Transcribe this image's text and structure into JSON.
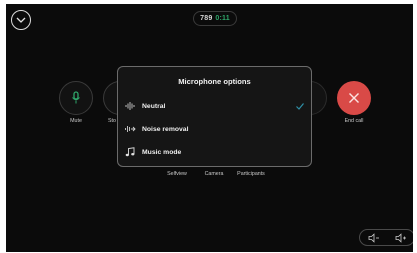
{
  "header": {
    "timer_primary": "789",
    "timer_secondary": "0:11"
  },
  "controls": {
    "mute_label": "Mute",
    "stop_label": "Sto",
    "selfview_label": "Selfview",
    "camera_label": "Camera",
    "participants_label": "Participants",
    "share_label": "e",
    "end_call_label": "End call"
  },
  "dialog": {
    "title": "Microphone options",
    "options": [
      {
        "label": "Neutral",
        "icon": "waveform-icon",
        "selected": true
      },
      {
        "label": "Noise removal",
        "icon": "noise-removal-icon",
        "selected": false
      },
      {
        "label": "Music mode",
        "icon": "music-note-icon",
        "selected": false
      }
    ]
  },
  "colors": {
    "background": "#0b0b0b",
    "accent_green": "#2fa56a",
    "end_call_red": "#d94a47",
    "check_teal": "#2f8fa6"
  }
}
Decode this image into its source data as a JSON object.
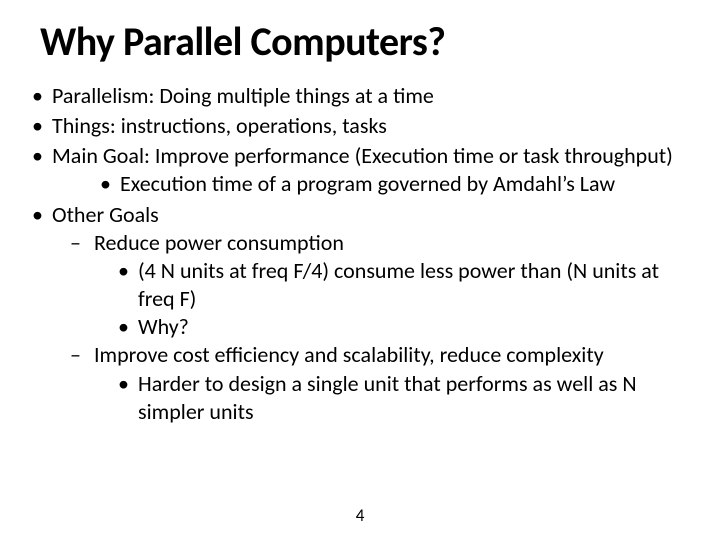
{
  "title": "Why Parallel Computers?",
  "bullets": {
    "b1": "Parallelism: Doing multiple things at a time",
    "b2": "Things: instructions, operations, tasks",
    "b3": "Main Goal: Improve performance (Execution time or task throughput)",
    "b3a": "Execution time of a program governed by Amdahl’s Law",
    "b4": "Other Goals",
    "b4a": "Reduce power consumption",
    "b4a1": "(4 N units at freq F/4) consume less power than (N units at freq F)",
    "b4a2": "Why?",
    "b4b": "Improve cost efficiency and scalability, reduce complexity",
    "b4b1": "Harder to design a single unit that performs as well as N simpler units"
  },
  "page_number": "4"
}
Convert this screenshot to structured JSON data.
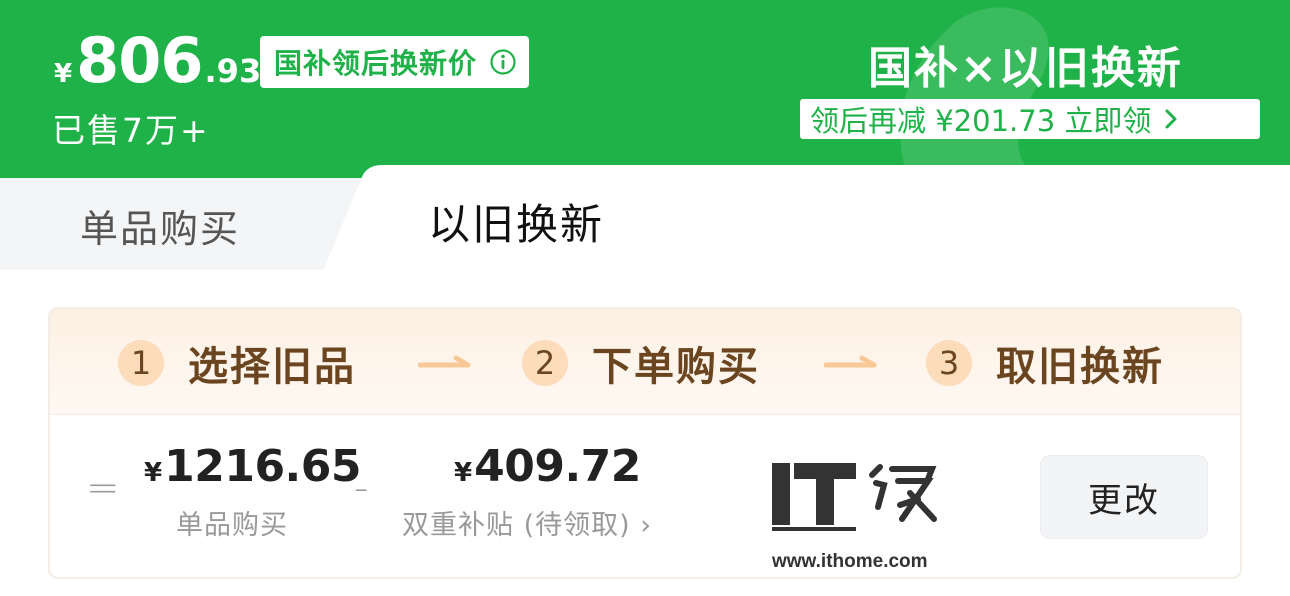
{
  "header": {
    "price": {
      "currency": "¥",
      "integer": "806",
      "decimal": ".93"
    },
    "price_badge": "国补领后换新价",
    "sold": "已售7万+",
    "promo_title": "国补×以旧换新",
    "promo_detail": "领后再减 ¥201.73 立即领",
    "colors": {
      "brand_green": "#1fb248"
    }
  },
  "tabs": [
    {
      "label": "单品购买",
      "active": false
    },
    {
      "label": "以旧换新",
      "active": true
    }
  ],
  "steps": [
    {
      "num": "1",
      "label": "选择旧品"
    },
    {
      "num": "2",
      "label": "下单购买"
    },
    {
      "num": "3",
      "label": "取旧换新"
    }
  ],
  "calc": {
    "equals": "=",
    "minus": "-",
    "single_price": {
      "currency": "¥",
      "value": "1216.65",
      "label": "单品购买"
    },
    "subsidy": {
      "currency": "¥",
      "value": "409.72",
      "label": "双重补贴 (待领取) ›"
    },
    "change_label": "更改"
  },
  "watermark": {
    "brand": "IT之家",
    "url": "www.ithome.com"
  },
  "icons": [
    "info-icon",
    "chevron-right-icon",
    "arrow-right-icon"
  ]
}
★ ★ ★ ★ ★
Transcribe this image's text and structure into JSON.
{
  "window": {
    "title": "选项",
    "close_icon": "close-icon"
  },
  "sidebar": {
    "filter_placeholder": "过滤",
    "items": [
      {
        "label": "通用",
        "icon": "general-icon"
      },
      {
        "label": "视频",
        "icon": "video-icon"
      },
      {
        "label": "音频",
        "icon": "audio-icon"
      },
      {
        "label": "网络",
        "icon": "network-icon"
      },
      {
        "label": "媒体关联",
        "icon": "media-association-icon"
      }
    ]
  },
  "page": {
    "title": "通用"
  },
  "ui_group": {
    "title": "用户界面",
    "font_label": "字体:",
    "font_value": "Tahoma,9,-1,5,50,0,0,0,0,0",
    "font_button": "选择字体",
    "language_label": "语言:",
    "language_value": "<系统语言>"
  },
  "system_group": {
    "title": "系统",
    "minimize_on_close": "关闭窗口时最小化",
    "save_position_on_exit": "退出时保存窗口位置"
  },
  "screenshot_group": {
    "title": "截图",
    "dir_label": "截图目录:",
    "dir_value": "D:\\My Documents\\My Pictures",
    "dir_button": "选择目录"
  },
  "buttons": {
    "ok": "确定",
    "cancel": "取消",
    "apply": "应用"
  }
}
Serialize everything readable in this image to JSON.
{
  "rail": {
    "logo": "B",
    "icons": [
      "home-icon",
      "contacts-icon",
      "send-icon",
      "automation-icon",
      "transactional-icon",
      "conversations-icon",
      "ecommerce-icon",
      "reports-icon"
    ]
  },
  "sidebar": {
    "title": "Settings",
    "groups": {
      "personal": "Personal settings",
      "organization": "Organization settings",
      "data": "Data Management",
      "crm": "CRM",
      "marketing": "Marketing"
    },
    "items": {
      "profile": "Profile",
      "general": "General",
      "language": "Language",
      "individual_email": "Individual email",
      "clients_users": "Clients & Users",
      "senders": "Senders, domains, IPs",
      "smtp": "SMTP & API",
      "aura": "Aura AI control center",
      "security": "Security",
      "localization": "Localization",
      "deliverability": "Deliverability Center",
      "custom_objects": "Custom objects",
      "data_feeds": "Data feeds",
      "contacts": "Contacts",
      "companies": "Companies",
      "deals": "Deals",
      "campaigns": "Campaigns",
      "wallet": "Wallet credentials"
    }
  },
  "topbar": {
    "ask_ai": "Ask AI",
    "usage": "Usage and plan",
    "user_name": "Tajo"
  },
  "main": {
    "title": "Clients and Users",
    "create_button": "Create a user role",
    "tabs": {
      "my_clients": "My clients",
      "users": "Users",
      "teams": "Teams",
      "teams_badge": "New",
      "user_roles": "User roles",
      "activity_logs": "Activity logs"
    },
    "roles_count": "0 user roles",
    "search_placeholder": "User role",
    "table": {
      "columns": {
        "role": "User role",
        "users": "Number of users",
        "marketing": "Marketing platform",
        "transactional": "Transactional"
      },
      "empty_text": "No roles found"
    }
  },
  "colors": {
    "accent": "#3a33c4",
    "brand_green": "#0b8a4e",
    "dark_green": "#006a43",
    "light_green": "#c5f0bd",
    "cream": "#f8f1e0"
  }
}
★ ★ ★ ★ ★
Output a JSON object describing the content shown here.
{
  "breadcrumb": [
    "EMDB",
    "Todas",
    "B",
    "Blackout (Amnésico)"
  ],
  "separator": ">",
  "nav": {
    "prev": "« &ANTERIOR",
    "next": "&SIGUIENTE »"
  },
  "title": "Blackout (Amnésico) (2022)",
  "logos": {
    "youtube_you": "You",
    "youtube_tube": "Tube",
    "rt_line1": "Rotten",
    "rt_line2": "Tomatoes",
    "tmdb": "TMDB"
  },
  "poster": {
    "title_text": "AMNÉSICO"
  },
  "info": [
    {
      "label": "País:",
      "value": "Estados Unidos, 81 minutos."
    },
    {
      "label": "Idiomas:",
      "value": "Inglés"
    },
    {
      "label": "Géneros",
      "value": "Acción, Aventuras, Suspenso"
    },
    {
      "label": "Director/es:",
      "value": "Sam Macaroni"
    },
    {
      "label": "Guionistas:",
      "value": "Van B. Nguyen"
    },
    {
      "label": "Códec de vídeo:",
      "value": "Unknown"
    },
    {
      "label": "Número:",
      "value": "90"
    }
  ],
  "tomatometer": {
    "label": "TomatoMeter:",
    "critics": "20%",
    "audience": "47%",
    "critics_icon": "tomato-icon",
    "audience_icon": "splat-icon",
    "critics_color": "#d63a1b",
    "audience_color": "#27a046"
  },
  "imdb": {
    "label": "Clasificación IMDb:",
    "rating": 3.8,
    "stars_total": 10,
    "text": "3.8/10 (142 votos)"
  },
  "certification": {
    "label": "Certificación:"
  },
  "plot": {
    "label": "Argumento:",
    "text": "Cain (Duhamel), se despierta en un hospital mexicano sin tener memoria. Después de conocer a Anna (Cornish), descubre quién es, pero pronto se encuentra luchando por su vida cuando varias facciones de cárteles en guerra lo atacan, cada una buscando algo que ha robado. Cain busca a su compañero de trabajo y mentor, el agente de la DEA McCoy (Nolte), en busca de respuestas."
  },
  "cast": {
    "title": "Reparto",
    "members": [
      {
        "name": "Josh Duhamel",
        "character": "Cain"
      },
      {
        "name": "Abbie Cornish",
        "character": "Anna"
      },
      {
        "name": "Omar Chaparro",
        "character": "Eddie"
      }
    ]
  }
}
★ ★ ★ ★ ★
» SHORT PROBLEM: Report how many lines of the data hold the string "power"; give only the number.

» TASK ANSWER: 2